[RECORDS FOR PROCESSING]
◇ ◇ ◇

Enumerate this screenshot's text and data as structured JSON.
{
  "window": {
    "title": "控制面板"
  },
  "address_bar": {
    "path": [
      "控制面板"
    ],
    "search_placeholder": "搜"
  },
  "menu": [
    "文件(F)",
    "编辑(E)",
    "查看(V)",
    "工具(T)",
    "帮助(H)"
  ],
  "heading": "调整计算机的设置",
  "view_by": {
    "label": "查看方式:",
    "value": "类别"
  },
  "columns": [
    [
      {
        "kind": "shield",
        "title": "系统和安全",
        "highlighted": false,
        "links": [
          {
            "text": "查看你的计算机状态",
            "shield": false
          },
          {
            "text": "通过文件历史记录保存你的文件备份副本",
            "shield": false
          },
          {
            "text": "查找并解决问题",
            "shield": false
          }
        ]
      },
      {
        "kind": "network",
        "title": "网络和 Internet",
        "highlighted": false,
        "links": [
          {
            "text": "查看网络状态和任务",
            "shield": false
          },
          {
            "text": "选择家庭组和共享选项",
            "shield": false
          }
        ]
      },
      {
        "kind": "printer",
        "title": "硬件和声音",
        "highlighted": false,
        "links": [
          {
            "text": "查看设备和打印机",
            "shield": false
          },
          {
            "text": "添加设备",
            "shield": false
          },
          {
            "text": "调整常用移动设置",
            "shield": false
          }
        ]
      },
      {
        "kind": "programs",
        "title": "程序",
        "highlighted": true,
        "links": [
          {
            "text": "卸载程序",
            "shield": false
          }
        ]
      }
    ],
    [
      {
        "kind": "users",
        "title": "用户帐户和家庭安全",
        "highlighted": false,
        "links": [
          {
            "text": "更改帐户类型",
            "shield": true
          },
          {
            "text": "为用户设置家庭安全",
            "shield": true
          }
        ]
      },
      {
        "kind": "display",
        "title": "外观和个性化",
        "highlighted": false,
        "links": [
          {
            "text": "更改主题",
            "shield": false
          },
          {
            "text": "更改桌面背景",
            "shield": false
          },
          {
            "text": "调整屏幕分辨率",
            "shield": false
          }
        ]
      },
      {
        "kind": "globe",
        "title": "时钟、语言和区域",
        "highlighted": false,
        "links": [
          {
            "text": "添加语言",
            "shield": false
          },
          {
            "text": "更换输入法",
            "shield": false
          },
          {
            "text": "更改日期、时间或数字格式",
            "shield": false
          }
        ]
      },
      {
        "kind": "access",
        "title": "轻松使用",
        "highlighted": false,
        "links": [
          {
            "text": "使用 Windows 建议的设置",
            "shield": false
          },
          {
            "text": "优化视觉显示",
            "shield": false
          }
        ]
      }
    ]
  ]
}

◇ ◇ ◇

[WRITTEN TASK] Copy every line exactly. Leave nothing out.

[RESULT OF THE TASK]
Enumerate this screenshot's text and data as structured JSON.
{
  "window": {
    "title": "控制面板"
  },
  "address_bar": {
    "path": [
      "控制面板"
    ],
    "search_placeholder": "搜"
  },
  "menu": [
    "文件(F)",
    "编辑(E)",
    "查看(V)",
    "工具(T)",
    "帮助(H)"
  ],
  "heading": "调整计算机的设置",
  "view_by": {
    "label": "查看方式:",
    "value": "类别"
  },
  "columns": [
    [
      {
        "kind": "shield",
        "title": "系统和安全",
        "highlighted": false,
        "links": [
          {
            "text": "查看你的计算机状态",
            "shield": false
          },
          {
            "text": "通过文件历史记录保存你的文件备份副本",
            "shield": false
          },
          {
            "text": "查找并解决问题",
            "shield": false
          }
        ]
      },
      {
        "kind": "network",
        "title": "网络和 Internet",
        "highlighted": false,
        "links": [
          {
            "text": "查看网络状态和任务",
            "shield": false
          },
          {
            "text": "选择家庭组和共享选项",
            "shield": false
          }
        ]
      },
      {
        "kind": "printer",
        "title": "硬件和声音",
        "highlighted": false,
        "links": [
          {
            "text": "查看设备和打印机",
            "shield": false
          },
          {
            "text": "添加设备",
            "shield": false
          },
          {
            "text": "调整常用移动设置",
            "shield": false
          }
        ]
      },
      {
        "kind": "programs",
        "title": "程序",
        "highlighted": true,
        "links": [
          {
            "text": "卸载程序",
            "shield": false
          }
        ]
      }
    ],
    [
      {
        "kind": "users",
        "title": "用户帐户和家庭安全",
        "highlighted": false,
        "links": [
          {
            "text": "更改帐户类型",
            "shield": true
          },
          {
            "text": "为用户设置家庭安全",
            "shield": true
          }
        ]
      },
      {
        "kind": "display",
        "title": "外观和个性化",
        "highlighted": false,
        "links": [
          {
            "text": "更改主题",
            "shield": false
          },
          {
            "text": "更改桌面背景",
            "shield": false
          },
          {
            "text": "调整屏幕分辨率",
            "shield": false
          }
        ]
      },
      {
        "kind": "globe",
        "title": "时钟、语言和区域",
        "highlighted": false,
        "links": [
          {
            "text": "添加语言",
            "shield": false
          },
          {
            "text": "更换输入法",
            "shield": false
          },
          {
            "text": "更改日期、时间或数字格式",
            "shield": false
          }
        ]
      },
      {
        "kind": "access",
        "title": "轻松使用",
        "highlighted": false,
        "links": [
          {
            "text": "使用 Windows 建议的设置",
            "shield": false
          },
          {
            "text": "优化视觉显示",
            "shield": false
          }
        ]
      }
    ]
  ]
}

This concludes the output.